Exercise details: Scan the data below and pick out the lines containing the word "cross".

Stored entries
# # # #

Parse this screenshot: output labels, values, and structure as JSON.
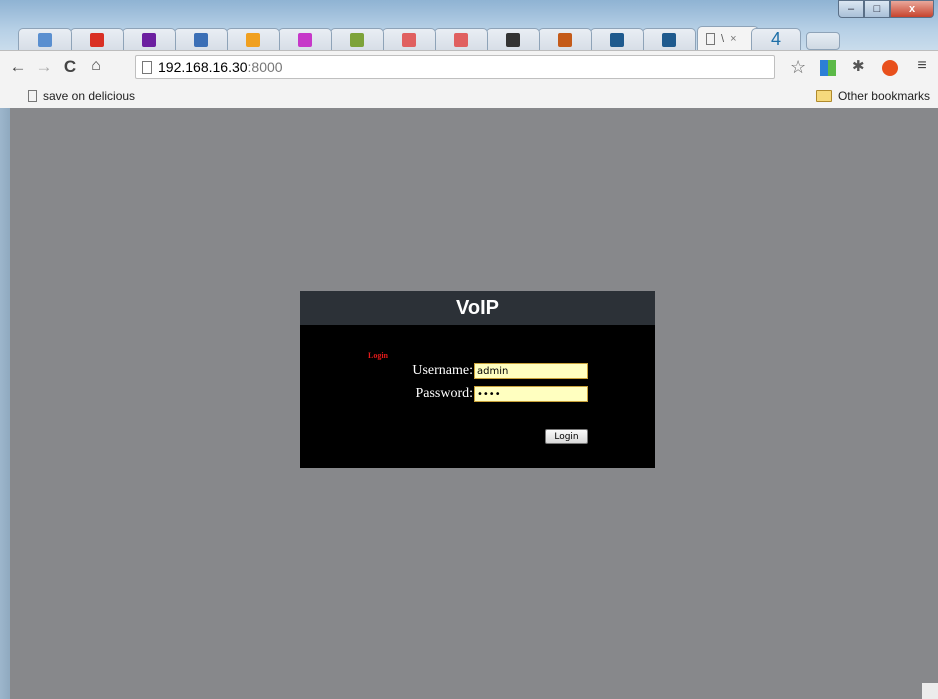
{
  "browser": {
    "tabs": [
      {
        "icon": "wand-icon",
        "color": "#5a8fd0"
      },
      {
        "icon": "gmail-icon",
        "color": "#d93025"
      },
      {
        "icon": "yahoo-icon",
        "color": "#6b1fa0"
      },
      {
        "icon": "zoho-icon",
        "color": "#3b6fb6"
      },
      {
        "icon": "asterisk-icon",
        "color": "#f0a020"
      },
      {
        "icon": "play-icon",
        "color": "#c638c9"
      },
      {
        "icon": "chart-icon",
        "color": "#7da33a"
      },
      {
        "icon": "tool-icon",
        "color": "#e06060"
      },
      {
        "icon": "tool-icon",
        "color": "#e06060"
      },
      {
        "icon": "penguin-icon",
        "color": "#333333"
      },
      {
        "icon": "image-icon",
        "color": "#c45b1a"
      },
      {
        "icon": "cross-icon",
        "color": "#1e5a8e"
      },
      {
        "icon": "cross-icon",
        "color": "#1e5a8e"
      }
    ],
    "active_tab": {
      "label": "\\",
      "close": "×"
    },
    "extra_tab_label": "4",
    "window_buttons": {
      "minimize": "–",
      "maximize": "□",
      "close": "x"
    },
    "address": {
      "host": "192.168.16.30",
      "port": ":8000"
    },
    "bookmarks": {
      "left": "save on delicious",
      "right": "Other bookmarks"
    }
  },
  "page": {
    "header": "VoIP",
    "login_title": "Login",
    "username_label": "Username:",
    "username_value": "admin",
    "password_label": "Password:",
    "password_value": "••••",
    "login_button": "Login"
  }
}
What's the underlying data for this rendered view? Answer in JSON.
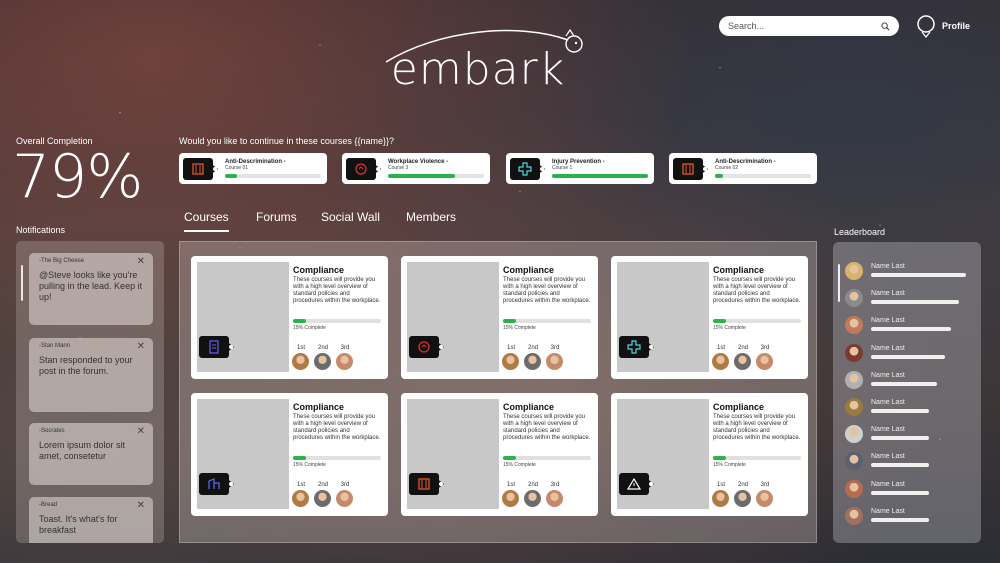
{
  "brand": {
    "name": "embark"
  },
  "search": {
    "placeholder": "Search..."
  },
  "profile": {
    "label": "Profile"
  },
  "overall": {
    "label": "Overall Completion",
    "value": "79%"
  },
  "continue": {
    "label": "Would you like to continue in these courses {{name}}?",
    "items": [
      {
        "title": "Anti-Descrimination -",
        "sub": "Course 01",
        "progress": 0.12,
        "icon": "shield-icon"
      },
      {
        "title": "Workplace Violence -",
        "sub": "Course 3",
        "progress": 0.7,
        "icon": "alarm-icon"
      },
      {
        "title": "Injury Prevention -",
        "sub": "Course 1",
        "progress": 1.0,
        "icon": "medical-cross-icon"
      },
      {
        "title": "Anti-Descrimination -",
        "sub": "Course 02",
        "progress": 0.08,
        "icon": "shield-icon"
      }
    ]
  },
  "notifications": {
    "label": "Notifications",
    "items": [
      {
        "author": "-The Big Cheese",
        "text": "@Steve looks like you're pulling in the lead. Keep it up!"
      },
      {
        "author": "-Stan Mann",
        "text": "Stan responded to your post in the forum."
      },
      {
        "author": "-Socrates",
        "text": "Lorem ipsum dolor sit amet, consetetur"
      },
      {
        "author": "-Bread",
        "text": "Toast. It's what's for breakfast"
      }
    ]
  },
  "tabs": [
    "Courses",
    "Forums",
    "Social Wall",
    "Members"
  ],
  "courses": [
    {
      "title": "Compliance",
      "desc": "These courses will provide you with a high level overview of standard policies and procedures within the workplace.",
      "pct_label": "15% Complete",
      "progress": 0.15,
      "icon": "document-icon",
      "accent": "#6a5cff"
    },
    {
      "title": "Compliance",
      "desc": "These courses will provide you with a high level overview of standard policies and procedures within the workplace.",
      "pct_label": "15% Complete",
      "progress": 0.15,
      "icon": "alarm-icon",
      "accent": "#e03030"
    },
    {
      "title": "Compliance",
      "desc": "These courses will provide you with a high level overview of standard policies and procedures within the workplace.",
      "pct_label": "15% Complete",
      "progress": 0.15,
      "icon": "medical-cross-icon",
      "accent": "#4fd6e0"
    },
    {
      "title": "Compliance",
      "desc": "These courses will provide you with a high level overview of standard policies and procedures within the workplace.",
      "pct_label": "15% Complete",
      "progress": 0.15,
      "icon": "building-icon",
      "accent": "#5a6cff"
    },
    {
      "title": "Compliance",
      "desc": "These courses will provide you with a high level overview of standard policies and procedures within the workplace.",
      "pct_label": "15% Complete",
      "progress": 0.15,
      "icon": "shield-icon",
      "accent": "#e8582a"
    },
    {
      "title": "Compliance",
      "desc": "These courses will provide you with a high level overview of standard policies and procedures within the workplace.",
      "pct_label": "15% Complete",
      "progress": 0.15,
      "icon": "warning-icon",
      "accent": "#ffffff"
    }
  ],
  "ranks": [
    "1st",
    "2nd",
    "3rd"
  ],
  "leaderboard": {
    "label": "Leaderboard",
    "items": [
      {
        "name": "Name Last",
        "score": 0.95
      },
      {
        "name": "Name Last",
        "score": 0.88
      },
      {
        "name": "Name Last",
        "score": 0.8
      },
      {
        "name": "Name Last",
        "score": 0.74
      },
      {
        "name": "Name Last",
        "score": 0.66
      },
      {
        "name": "Name Last",
        "score": 0.58
      },
      {
        "name": "Name Last",
        "score": 0.58
      },
      {
        "name": "Name Last",
        "score": 0.58
      },
      {
        "name": "Name Last",
        "score": 0.58
      },
      {
        "name": "Name Last",
        "score": 0.58
      }
    ]
  },
  "colors": {
    "progress": "#2bb24c",
    "card": "#ffffff",
    "badge": "#111111"
  }
}
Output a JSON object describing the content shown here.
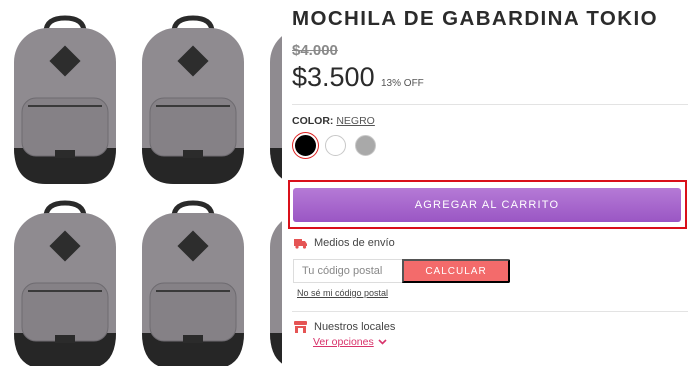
{
  "product": {
    "title": "MOCHILA DE GABARDINA TOKIO",
    "old_price": "$4.000",
    "price": "$3.500",
    "discount": "13% OFF"
  },
  "color": {
    "label": "COLOR:",
    "selected": "NEGRO",
    "swatches": [
      {
        "name": "negro",
        "hex": "#000000",
        "selected": true
      },
      {
        "name": "blanco",
        "hex": "#ffffff",
        "selected": false
      },
      {
        "name": "gris",
        "hex": "#a9a9a9",
        "selected": false
      }
    ]
  },
  "actions": {
    "add_to_cart": "AGREGAR AL CARRITO"
  },
  "shipping": {
    "title": "Medios de envío",
    "postal_placeholder": "Tu código postal",
    "calc_label": "CALCULAR",
    "dont_know": "No sé mi código postal"
  },
  "stores": {
    "title": "Nuestros locales",
    "options_link": "Ver opciones"
  },
  "colors": {
    "accent_purple": "#a566cd",
    "calc_red": "#f36b6b",
    "highlight_border": "#d9101a",
    "link_pink": "#d8336b",
    "icon_red": "#e55454"
  },
  "icons": {
    "shipping": "truck-icon",
    "stores": "store-icon",
    "options": "chevron-down-icon"
  }
}
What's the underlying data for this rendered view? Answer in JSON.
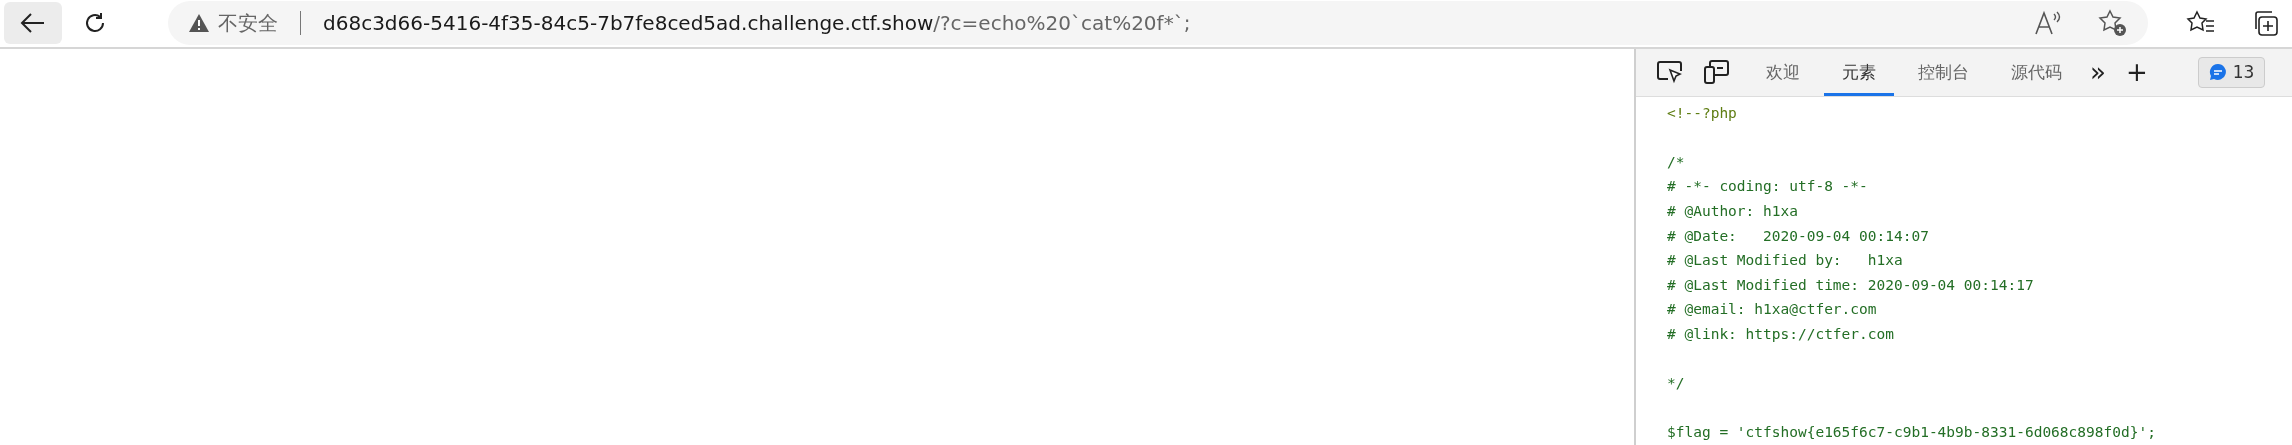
{
  "browser": {
    "security_label": "不安全",
    "url_host": "d68c3d66-5416-4f35-84c5-7b7fe8ced5ad.challenge.ctf.show",
    "url_path": "/?c=echo%20`cat%20f*`;"
  },
  "devtools": {
    "tabs": [
      {
        "label": "欢迎",
        "selected": false
      },
      {
        "label": "元素",
        "selected": true
      },
      {
        "label": "控制台",
        "selected": false
      },
      {
        "label": "源代码",
        "selected": false
      }
    ],
    "more_tabs": "»",
    "add_tab": "+",
    "issues_count": "13",
    "code_lines": [
      {
        "kind": "tag",
        "text": "<!--?php"
      },
      {
        "kind": "blank"
      },
      {
        "kind": "code",
        "text": "/*"
      },
      {
        "kind": "code",
        "text": "# -*- coding: utf-8 -*-"
      },
      {
        "kind": "code",
        "text": "# @Author: h1xa"
      },
      {
        "kind": "code",
        "text": "# @Date:   2020-09-04 00:14:07"
      },
      {
        "kind": "code",
        "text": "# @Last Modified by:   h1xa"
      },
      {
        "kind": "code",
        "text": "# @Last Modified time: 2020-09-04 00:14:17"
      },
      {
        "kind": "code",
        "text": "# @email: h1xa@ctfer.com"
      },
      {
        "kind": "code",
        "text": "# @link: https://ctfer.com"
      },
      {
        "kind": "blank"
      },
      {
        "kind": "code",
        "text": "*/"
      },
      {
        "kind": "blank"
      },
      {
        "kind": "code",
        "text": "$flag = 'ctfshow{e165f6c7-c9b1-4b9b-8331-6d068c898f0d}';"
      }
    ]
  }
}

# # # #

Answer in full:
        "icon": "cross-icon",
        "icon": "cross-icon",
        "icon": "medical-cross-icon"
      "icon": "medical-cross-icon",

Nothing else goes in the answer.